- WHAT YOU ARE ASKED TO DO:
Only a number is wanted here: the number of lines of the data that include "المذهب".
--------------------
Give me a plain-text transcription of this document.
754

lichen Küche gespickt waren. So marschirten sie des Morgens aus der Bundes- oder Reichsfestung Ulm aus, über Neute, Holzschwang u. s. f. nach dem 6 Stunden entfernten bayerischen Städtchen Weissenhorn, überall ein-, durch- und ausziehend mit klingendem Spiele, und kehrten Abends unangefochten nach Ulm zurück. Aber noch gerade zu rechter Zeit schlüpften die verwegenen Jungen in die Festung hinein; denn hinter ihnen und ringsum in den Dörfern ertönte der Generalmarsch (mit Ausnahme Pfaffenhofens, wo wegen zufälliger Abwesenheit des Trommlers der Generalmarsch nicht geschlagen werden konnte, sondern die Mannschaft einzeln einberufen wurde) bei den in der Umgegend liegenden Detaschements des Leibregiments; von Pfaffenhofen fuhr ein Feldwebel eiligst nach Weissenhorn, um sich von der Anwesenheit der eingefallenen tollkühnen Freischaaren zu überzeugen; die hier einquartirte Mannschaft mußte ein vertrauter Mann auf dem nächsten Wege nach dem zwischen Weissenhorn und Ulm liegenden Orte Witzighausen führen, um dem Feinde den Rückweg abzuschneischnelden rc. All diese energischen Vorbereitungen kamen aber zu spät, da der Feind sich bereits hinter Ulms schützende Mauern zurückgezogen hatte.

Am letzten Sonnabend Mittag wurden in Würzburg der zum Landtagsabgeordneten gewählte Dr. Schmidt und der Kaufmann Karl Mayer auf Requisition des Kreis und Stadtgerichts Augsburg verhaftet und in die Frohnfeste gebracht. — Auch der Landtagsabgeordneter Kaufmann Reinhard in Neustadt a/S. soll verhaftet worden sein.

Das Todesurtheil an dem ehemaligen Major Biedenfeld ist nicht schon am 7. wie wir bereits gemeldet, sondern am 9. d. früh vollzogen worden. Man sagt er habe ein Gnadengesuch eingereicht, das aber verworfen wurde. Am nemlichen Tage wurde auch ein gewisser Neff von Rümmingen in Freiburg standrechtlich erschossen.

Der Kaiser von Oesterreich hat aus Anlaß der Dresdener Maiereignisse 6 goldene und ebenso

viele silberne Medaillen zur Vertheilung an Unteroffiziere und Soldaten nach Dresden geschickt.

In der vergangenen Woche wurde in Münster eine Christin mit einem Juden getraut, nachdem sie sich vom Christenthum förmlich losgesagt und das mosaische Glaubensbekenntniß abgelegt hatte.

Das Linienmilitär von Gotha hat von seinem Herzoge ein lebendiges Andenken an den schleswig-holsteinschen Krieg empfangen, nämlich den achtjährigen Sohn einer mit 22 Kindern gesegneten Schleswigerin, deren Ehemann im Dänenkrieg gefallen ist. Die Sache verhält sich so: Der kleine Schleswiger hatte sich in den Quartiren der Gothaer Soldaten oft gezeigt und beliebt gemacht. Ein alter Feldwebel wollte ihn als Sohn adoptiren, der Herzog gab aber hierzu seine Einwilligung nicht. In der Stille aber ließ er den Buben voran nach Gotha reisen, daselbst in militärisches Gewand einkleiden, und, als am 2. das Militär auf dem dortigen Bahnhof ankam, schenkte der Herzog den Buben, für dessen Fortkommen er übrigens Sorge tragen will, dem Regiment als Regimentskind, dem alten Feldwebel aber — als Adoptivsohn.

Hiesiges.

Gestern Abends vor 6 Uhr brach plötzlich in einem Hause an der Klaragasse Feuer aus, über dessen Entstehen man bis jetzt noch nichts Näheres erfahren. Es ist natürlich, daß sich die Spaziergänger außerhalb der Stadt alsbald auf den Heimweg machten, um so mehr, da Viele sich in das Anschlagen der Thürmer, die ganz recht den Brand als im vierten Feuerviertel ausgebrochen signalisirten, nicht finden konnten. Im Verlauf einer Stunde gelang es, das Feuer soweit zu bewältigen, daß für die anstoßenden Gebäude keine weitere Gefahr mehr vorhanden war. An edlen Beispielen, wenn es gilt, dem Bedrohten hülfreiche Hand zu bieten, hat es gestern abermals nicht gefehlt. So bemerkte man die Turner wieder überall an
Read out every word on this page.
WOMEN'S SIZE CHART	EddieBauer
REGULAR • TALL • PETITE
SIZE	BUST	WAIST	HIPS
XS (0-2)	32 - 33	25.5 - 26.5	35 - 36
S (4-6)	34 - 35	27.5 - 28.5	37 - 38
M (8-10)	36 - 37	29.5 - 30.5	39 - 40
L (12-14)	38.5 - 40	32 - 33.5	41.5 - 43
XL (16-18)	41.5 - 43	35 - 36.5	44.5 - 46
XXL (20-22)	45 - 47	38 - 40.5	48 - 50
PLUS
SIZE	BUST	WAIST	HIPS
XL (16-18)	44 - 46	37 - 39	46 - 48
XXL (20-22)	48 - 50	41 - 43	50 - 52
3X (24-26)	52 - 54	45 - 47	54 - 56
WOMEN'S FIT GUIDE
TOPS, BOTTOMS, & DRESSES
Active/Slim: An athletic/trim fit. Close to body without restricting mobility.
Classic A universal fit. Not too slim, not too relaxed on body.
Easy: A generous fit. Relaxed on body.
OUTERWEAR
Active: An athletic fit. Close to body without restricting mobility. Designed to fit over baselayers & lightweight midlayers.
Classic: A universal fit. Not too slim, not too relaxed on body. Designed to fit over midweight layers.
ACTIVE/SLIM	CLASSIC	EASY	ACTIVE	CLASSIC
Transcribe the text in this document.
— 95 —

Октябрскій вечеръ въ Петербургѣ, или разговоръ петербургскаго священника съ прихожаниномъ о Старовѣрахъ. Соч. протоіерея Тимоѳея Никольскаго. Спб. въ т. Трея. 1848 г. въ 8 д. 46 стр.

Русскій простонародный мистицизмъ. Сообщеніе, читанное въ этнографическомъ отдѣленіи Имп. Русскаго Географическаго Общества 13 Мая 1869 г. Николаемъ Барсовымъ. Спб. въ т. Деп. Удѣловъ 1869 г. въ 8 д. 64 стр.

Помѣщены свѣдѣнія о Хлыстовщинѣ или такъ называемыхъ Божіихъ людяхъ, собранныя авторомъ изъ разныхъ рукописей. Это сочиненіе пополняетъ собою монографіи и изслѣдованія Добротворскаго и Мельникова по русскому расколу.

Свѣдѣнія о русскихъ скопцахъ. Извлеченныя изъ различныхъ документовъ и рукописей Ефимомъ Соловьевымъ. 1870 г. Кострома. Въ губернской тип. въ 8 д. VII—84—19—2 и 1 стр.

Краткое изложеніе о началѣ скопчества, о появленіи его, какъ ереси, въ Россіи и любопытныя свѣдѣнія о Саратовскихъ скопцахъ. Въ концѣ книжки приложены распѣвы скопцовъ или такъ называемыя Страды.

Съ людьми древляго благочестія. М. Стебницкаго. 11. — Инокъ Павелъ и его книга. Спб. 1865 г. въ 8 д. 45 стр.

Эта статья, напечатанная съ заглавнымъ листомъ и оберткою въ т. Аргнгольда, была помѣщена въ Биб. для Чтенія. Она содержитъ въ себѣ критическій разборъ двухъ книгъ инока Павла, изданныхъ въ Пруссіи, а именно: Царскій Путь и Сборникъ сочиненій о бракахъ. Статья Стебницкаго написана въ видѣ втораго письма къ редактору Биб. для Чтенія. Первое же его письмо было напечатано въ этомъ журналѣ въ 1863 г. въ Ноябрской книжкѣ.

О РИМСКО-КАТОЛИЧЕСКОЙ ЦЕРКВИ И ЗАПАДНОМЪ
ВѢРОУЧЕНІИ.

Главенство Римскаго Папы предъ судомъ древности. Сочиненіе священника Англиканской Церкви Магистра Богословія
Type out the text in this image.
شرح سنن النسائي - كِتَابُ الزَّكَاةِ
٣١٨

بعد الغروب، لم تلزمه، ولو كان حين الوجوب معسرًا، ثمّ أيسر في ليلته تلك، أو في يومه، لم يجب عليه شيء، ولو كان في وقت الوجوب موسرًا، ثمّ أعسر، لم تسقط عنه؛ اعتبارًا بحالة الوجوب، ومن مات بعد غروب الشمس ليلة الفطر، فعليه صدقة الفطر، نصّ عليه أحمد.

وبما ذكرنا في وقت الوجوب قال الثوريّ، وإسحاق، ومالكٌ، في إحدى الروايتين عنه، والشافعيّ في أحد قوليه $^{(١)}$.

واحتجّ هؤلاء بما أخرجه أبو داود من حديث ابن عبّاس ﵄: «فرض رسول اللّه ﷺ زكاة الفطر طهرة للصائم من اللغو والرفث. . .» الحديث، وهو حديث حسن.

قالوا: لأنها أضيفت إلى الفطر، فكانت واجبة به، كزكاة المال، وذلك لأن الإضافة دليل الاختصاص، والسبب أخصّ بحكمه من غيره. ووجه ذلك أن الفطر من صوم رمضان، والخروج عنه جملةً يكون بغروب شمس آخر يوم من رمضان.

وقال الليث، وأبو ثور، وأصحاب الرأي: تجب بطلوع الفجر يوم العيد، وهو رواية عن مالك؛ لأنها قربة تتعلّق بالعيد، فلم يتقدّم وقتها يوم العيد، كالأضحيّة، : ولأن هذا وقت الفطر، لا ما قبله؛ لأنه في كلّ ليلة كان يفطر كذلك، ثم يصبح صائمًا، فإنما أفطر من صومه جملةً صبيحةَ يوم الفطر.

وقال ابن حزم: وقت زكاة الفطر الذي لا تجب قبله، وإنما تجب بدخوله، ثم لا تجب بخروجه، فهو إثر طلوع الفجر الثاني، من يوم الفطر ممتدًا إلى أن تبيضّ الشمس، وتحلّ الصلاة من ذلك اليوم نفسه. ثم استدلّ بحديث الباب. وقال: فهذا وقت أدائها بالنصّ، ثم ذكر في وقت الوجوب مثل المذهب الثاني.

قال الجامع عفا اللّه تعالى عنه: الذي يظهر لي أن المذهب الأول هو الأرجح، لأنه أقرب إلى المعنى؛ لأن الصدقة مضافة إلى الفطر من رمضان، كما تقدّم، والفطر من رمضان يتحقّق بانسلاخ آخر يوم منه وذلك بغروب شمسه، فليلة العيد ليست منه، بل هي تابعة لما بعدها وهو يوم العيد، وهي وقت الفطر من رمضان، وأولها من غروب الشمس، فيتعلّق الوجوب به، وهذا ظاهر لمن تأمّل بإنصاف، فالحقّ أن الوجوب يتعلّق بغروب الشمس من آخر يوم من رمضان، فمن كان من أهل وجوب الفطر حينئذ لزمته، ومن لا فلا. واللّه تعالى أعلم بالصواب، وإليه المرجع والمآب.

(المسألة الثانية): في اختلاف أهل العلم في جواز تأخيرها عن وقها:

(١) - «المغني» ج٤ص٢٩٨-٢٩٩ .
--------------------
- OUTPUT FOR THIS TASK:
2